(TO DO): Give the number of lines in the data that contain "color", and nothing more.

(DATASET EXTRACT):

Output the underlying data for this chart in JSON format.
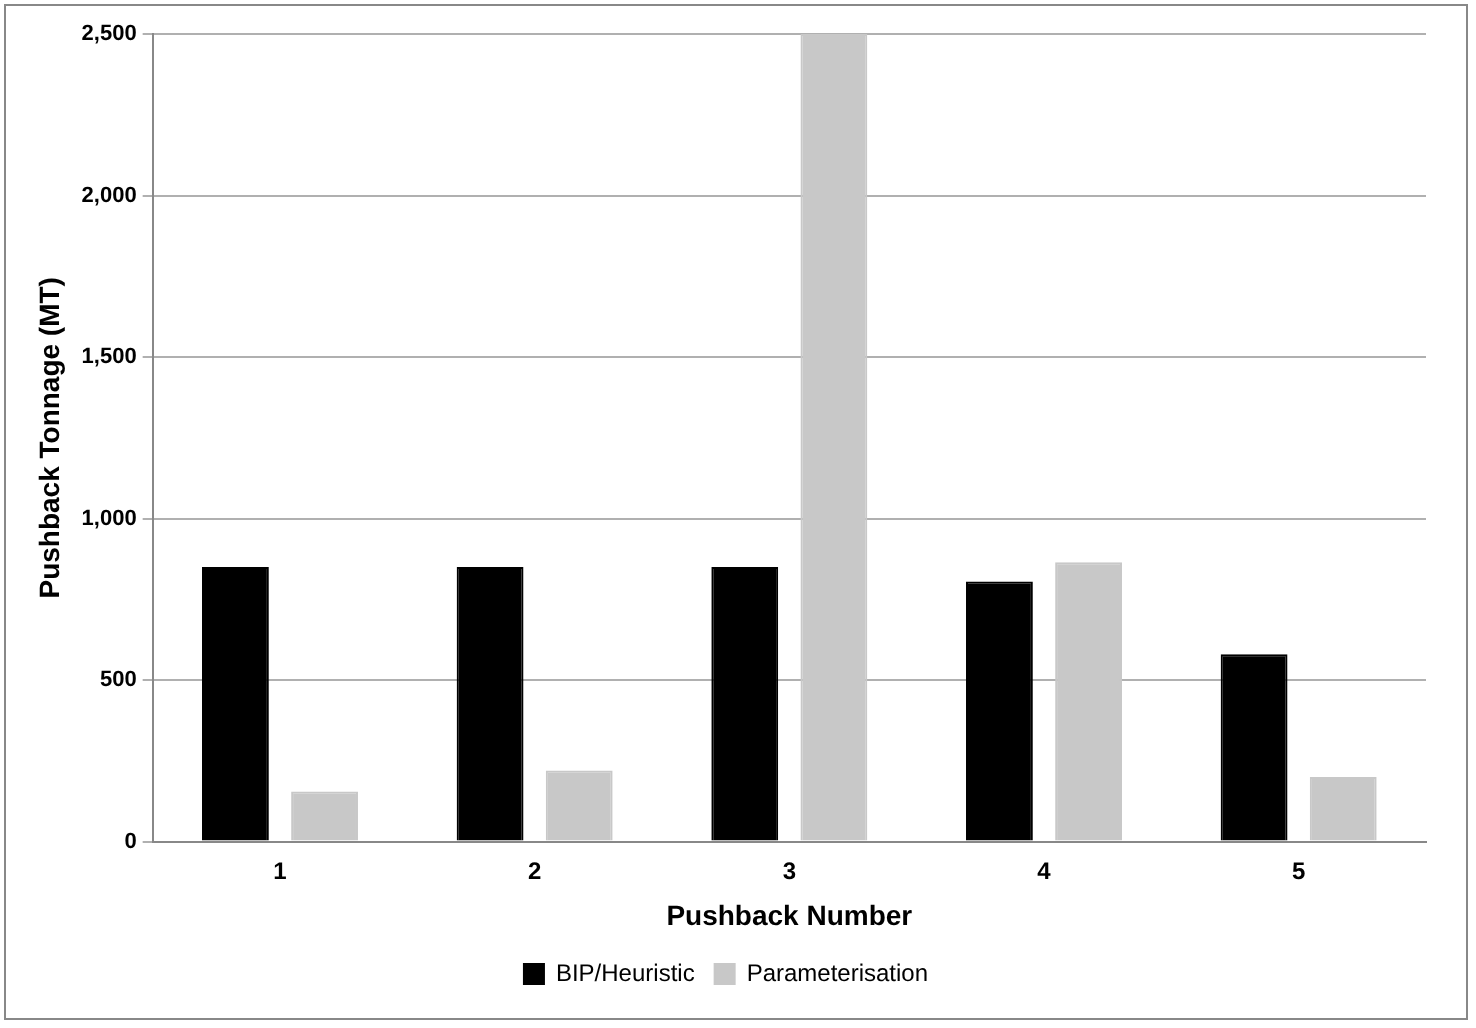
{
  "chart_data": {
    "type": "bar",
    "xlabel": "Pushback Number",
    "ylabel": "Pushback Tonnage (MT)",
    "categories": [
      "1",
      "2",
      "3",
      "4",
      "5"
    ],
    "series": [
      {
        "name": "BIP/Heuristic",
        "color": "#000000",
        "values": [
          850,
          850,
          850,
          805,
          580
        ]
      },
      {
        "name": "Parameterisation",
        "color": "#c8c8c8",
        "values": [
          155,
          220,
          2500,
          865,
          200
        ]
      }
    ],
    "ylim": [
      0,
      2500
    ],
    "yticks": [
      {
        "value": 0,
        "label": "0"
      },
      {
        "value": 500,
        "label": "500"
      },
      {
        "value": 1000,
        "label": "1,000"
      },
      {
        "value": 1500,
        "label": "1,500"
      },
      {
        "value": 2000,
        "label": "2,000"
      },
      {
        "value": 2500,
        "label": "2,500"
      }
    ],
    "grid": "y",
    "legend": "bottom"
  }
}
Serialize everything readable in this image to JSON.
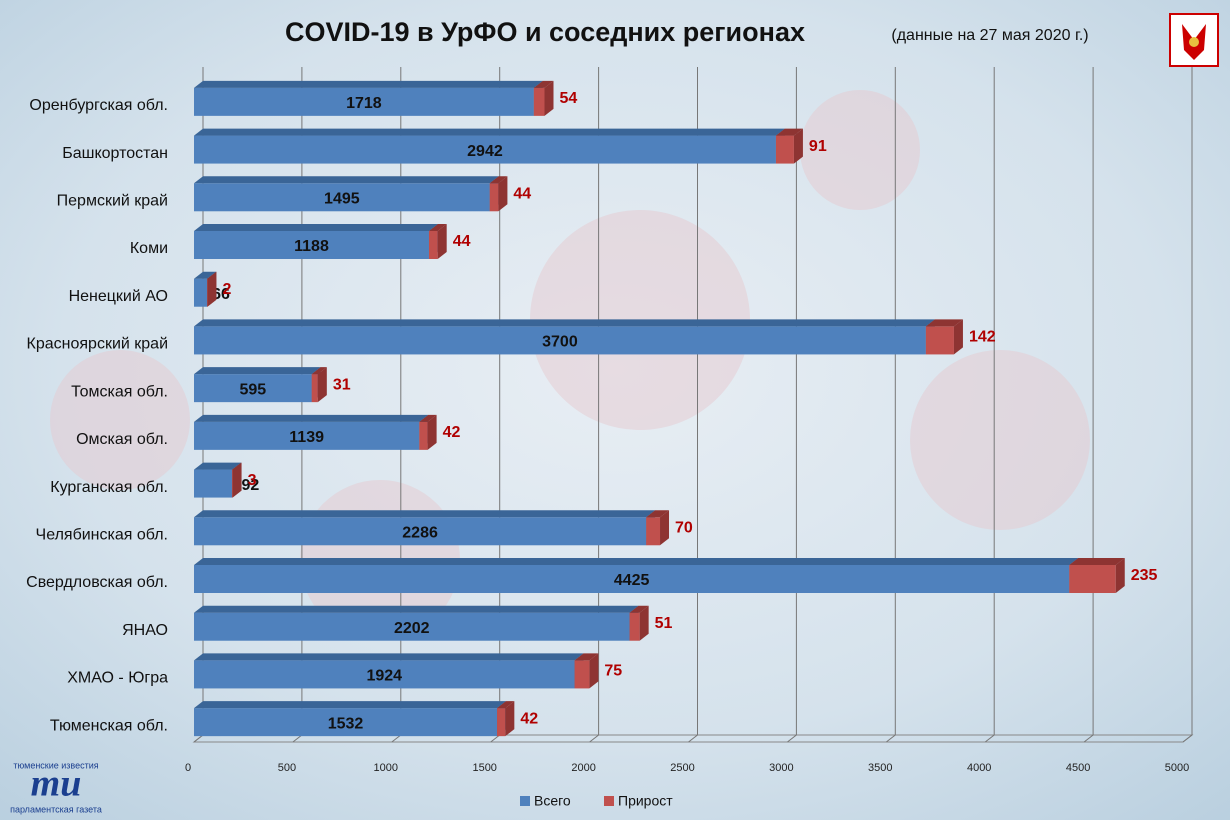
{
  "chart_data": {
    "type": "bar",
    "orientation": "horizontal",
    "stacked": true,
    "title": "COVID-19 в УрФО и соседних регионах",
    "subtitle": "(данные  на 27 мая 2020 г.)",
    "categories": [
      "Оренбургская обл.",
      "Башкортостан",
      "Пермский край",
      "Коми",
      "Ненецкий АО",
      "Красноярский край",
      "Томская обл.",
      "Омская обл.",
      "Курганская обл.",
      "Челябинская обл.",
      "Свердловская обл.",
      "ЯНАО",
      "ХМАО - Югра",
      "Тюменская обл."
    ],
    "series": [
      {
        "name": "Всего",
        "color": "#4f81bd",
        "values": [
          1718,
          2942,
          1495,
          1188,
          66,
          3700,
          595,
          1139,
          192,
          2286,
          4425,
          2202,
          1924,
          1532
        ]
      },
      {
        "name": "Прирост",
        "color": "#c0504d",
        "values": [
          54,
          91,
          44,
          44,
          2,
          142,
          31,
          42,
          3,
          70,
          235,
          51,
          75,
          42
        ]
      }
    ],
    "xlim": [
      0,
      5000
    ],
    "xticks": [
      0,
      500,
      1000,
      1500,
      2000,
      2500,
      3000,
      3500,
      4000,
      4500,
      5000
    ],
    "grid": true,
    "legend": "bottom",
    "logo": {
      "top": "тюменские известия",
      "mark": "ти",
      "bottom": "парламентская газета"
    }
  }
}
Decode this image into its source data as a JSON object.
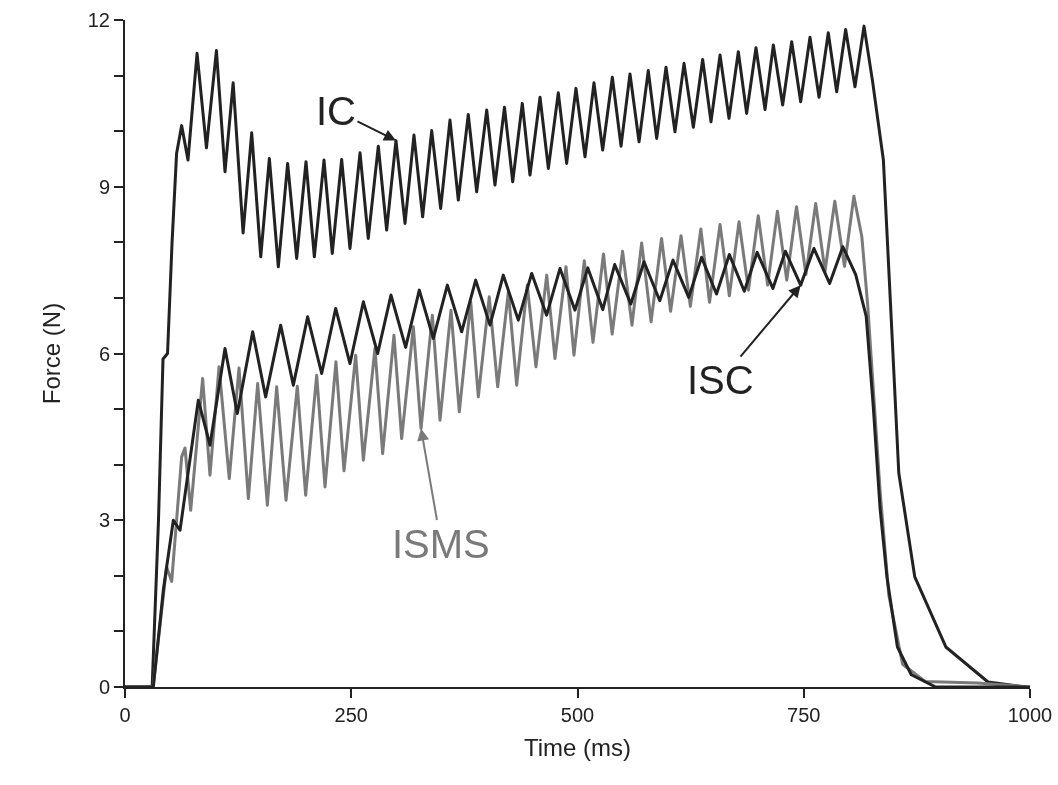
{
  "chart_data": {
    "type": "line",
    "xlabel": "Time (ms)",
    "ylabel": "Force (N)",
    "xlim": [
      0,
      1000
    ],
    "ylim": [
      0,
      12
    ],
    "xticks": [
      0,
      250,
      500,
      750,
      1000
    ],
    "yticks": [
      0,
      {
        "value": 1,
        "label": null
      },
      {
        "value": 2,
        "label": null
      },
      3,
      {
        "value": 4,
        "label": null
      },
      {
        "value": 5,
        "label": null
      },
      6,
      {
        "value": 7,
        "label": null
      },
      {
        "value": 8,
        "label": null
      },
      9,
      {
        "value": 10,
        "label": null
      },
      {
        "value": 11,
        "label": null
      },
      12
    ],
    "series": [
      {
        "color": "#222222",
        "x": [
          0,
          30,
          37,
          42,
          47,
          52,
          57,
          62.6,
          69.6,
          79.6,
          90,
          101,
          110.5,
          119.5,
          130.5,
          140,
          150,
          159.5,
          169.4,
          179.7,
          189.7,
          200,
          209.2,
          219.9,
          229,
          239.4,
          248.6,
          259.7,
          268.8,
          279.9,
          289.1,
          299.4,
          309.4,
          319.3,
          328.9,
          338.9,
          348.8,
          359.1,
          368.3,
          379.3,
          388.6,
          399.7,
          408.8,
          419.3,
          428.4,
          439,
          447.5,
          458.6,
          467.8,
          478.8,
          488,
          498.3,
          508.3,
          518.2,
          527.8,
          538.5,
          548.1,
          558,
          568,
          578.2,
          587.5,
          597.8,
          607.7,
          617.7,
          628,
          638.3,
          647.5,
          657.5,
          667.4,
          677.7,
          686.9,
          697.2,
          707.2,
          716.4,
          726.7,
          736.7,
          746.6,
          756.9,
          766.9,
          777.1,
          786.4,
          796.3,
          806.6,
          816.6,
          826,
          838,
          847.5,
          855,
          872.7,
          907,
          953.6,
          995
        ],
        "values": [
          0,
          0,
          3,
          5.9,
          6,
          8,
          9.6,
          10.1,
          9.48,
          11.4,
          9.7,
          11.45,
          9.27,
          10.87,
          8.17,
          9.97,
          7.74,
          9.51,
          7.56,
          9.42,
          7.71,
          9.45,
          7.74,
          9.48,
          7.8,
          9.49,
          7.89,
          9.61,
          8.07,
          9.73,
          8.22,
          9.83,
          8.34,
          9.93,
          8.46,
          10.01,
          8.61,
          10.2,
          8.76,
          10.3,
          8.91,
          10.38,
          9.03,
          10.43,
          9.09,
          10.5,
          9.21,
          10.61,
          9.33,
          10.69,
          9.42,
          10.77,
          9.54,
          10.87,
          9.66,
          10.97,
          9.73,
          11.03,
          9.81,
          11.09,
          9.87,
          11.15,
          9.99,
          11.22,
          10.07,
          11.29,
          10.17,
          11.37,
          10.23,
          11.43,
          10.32,
          11.5,
          10.39,
          11.55,
          10.47,
          11.61,
          10.53,
          11.69,
          10.61,
          11.77,
          10.71,
          11.83,
          10.8,
          11.89,
          10.9,
          9.48,
          6.35,
          3.85,
          1.98,
          0.72,
          0.09,
          0
        ]
      },
      {
        "color": "#7a7a7a",
        "x": [
          0,
          31,
          46,
          51.6,
          62.6,
          66.3,
          72.6,
          85.8,
          93.9,
          103.9,
          115.2,
          126,
          136.3,
          146.6,
          157.3,
          167.6,
          177.9,
          190.4,
          199.6,
          211.8,
          221,
          233.1,
          242,
          254.9,
          263.4,
          276.2,
          284.7,
          297.2,
          305.7,
          318.6,
          327.1,
          339.6,
          348.1,
          360.2,
          369.4,
          382,
          390.4,
          402.5,
          411.8,
          423.6,
          432.8,
          444.5,
          454.1,
          466,
          475.1,
          487.3,
          496.1,
          507.5,
          517.1,
          528.7,
          538.3,
          549.8,
          560.2,
          570.9,
          581.3,
          592.9,
          602.9,
          614.4,
          624.7,
          636.3,
          645.9,
          657.5,
          667.8,
          678.5,
          688.9,
          699.7,
          710.1,
          720.9,
          731.2,
          742,
          752.4,
          763.2,
          773.5,
          784.3,
          795,
          805.4,
          814.2,
          820.7,
          826.6,
          834.3,
          843.9,
          859.2,
          884.2,
          941.9,
          1000
        ],
        "values": [
          0,
          0,
          2.16,
          1.9,
          4.14,
          4.3,
          3.18,
          5.55,
          3.81,
          5.76,
          3.75,
          5.74,
          3.39,
          5.46,
          3.27,
          5.4,
          3.36,
          5.41,
          3.45,
          5.61,
          3.6,
          5.85,
          3.89,
          5.97,
          4.08,
          6.09,
          4.2,
          6.33,
          4.47,
          6.48,
          4.65,
          6.69,
          4.8,
          6.78,
          4.95,
          6.93,
          5.22,
          7.02,
          5.4,
          7.11,
          5.43,
          7.23,
          5.76,
          7.41,
          5.91,
          7.56,
          5.97,
          7.67,
          6.2,
          7.79,
          6.35,
          7.84,
          6.51,
          7.99,
          6.57,
          8.07,
          6.76,
          8.12,
          6.85,
          8.24,
          6.92,
          8.32,
          7.04,
          8.37,
          7.14,
          8.48,
          7.23,
          8.56,
          7.32,
          8.64,
          7.42,
          8.7,
          7.48,
          8.74,
          7.57,
          8.83,
          8.1,
          6.86,
          5.42,
          3.54,
          1.66,
          0.41,
          0.1,
          0.07,
          0
        ]
      },
      {
        "color": "#222222",
        "x": [
          0,
          31.3,
          42.4,
          53.4,
          60.8,
          81,
          93.9,
          110.5,
          124.1,
          141.1,
          155.4,
          172,
          186,
          201.8,
          217.3,
          232.8,
          248.6,
          263.4,
          279.2,
          293.9,
          310.1,
          325.2,
          340.7,
          356.2,
          372,
          387.5,
          403.3,
          418,
          434.6,
          449.4,
          465.9,
          480.7,
          497.2,
          511.4,
          527.9,
          541.1,
          558.9,
          573.5,
          590.9,
          605.5,
          622.9,
          637.1,
          653.6,
          667.8,
          684.3,
          698.5,
          715.9,
          729.7,
          746.6,
          761.2,
          778.6,
          793.2,
          807.4,
          819,
          826.6,
          834.3,
          842,
          853.5,
          868.8,
          895.8,
          1000
        ],
        "values": [
          0,
          0,
          1.75,
          3,
          2.82,
          5.16,
          4.35,
          6.09,
          4.92,
          6.39,
          5.22,
          6.51,
          5.43,
          6.66,
          5.64,
          6.81,
          5.82,
          6.93,
          6,
          7.05,
          6.11,
          7.14,
          6.27,
          7.23,
          6.39,
          7.32,
          6.51,
          7.41,
          6.6,
          7.44,
          6.69,
          7.53,
          6.78,
          7.54,
          6.79,
          7.6,
          6.89,
          7.65,
          6.95,
          7.68,
          7.01,
          7.73,
          7.07,
          7.78,
          7.12,
          7.82,
          7.17,
          7.84,
          7.23,
          7.89,
          7.26,
          7.92,
          7.42,
          6.67,
          5.1,
          3.22,
          1.97,
          0.72,
          0.22,
          0,
          0
        ]
      }
    ],
    "annotations": [
      {
        "text": "IC",
        "x": 299.4,
        "y": 9.83
      },
      {
        "text": "ISMS",
        "x": 327.1,
        "y": 4.65
      },
      {
        "text": "ISC",
        "x": 746.6,
        "y": 7.23
      }
    ]
  }
}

(RESULT BELOW): 7